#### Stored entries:
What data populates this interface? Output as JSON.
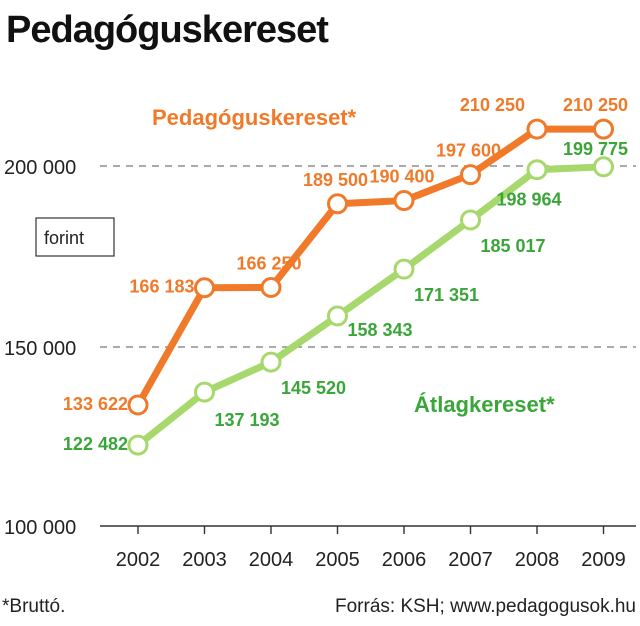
{
  "title": "Pedagóguskereset",
  "unit": "forint",
  "footnote": "*Bruttó.",
  "source": "Forrás: KSH; www.pedagogusok.hu",
  "colors": {
    "teacher": "#f07a2a",
    "average": "#a6d86b",
    "average_text": "#3aa63a",
    "grid": "#777777",
    "axis": "#333333"
  },
  "chart_data": {
    "type": "line",
    "title": "Pedagóguskereset",
    "ylabel": "forint",
    "xlabel": "",
    "categories": [
      "2002",
      "2003",
      "2004",
      "2005",
      "2006",
      "2007",
      "2008",
      "2009"
    ],
    "y_ticks": [
      {
        "value": 100000,
        "label": "100 000"
      },
      {
        "value": 150000,
        "label": "150 000"
      },
      {
        "value": 200000,
        "label": "200 000"
      }
    ],
    "ylim": [
      100000,
      215000
    ],
    "grid": "dashed horizontal at 150 000 and 200 000",
    "series": [
      {
        "name": "Pedagóguskereset*",
        "values": [
          133622,
          166183,
          166250,
          189500,
          190400,
          197600,
          210250,
          210250
        ],
        "labels": [
          "133 622",
          "166 183",
          "166 250",
          "189 500",
          "190 400",
          "197 600",
          "210 250",
          "210 250"
        ]
      },
      {
        "name": "Átlagkereset*",
        "values": [
          122482,
          137193,
          145520,
          158343,
          171351,
          185017,
          198964,
          199775
        ],
        "labels": [
          "122 482",
          "137 193",
          "145 520",
          "158 343",
          "171 351",
          "185 017",
          "198 964",
          "199 775"
        ]
      }
    ]
  }
}
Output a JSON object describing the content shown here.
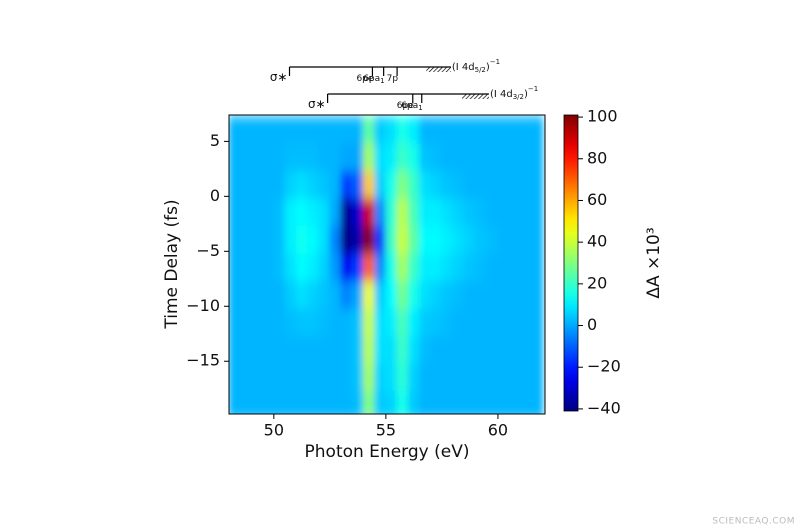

#### WRITTEN TASK:
The word "JSON" may appear on some lines of these records; state how many such lines there are, and nothing else.

#### PROBLEM SOLUTION:
2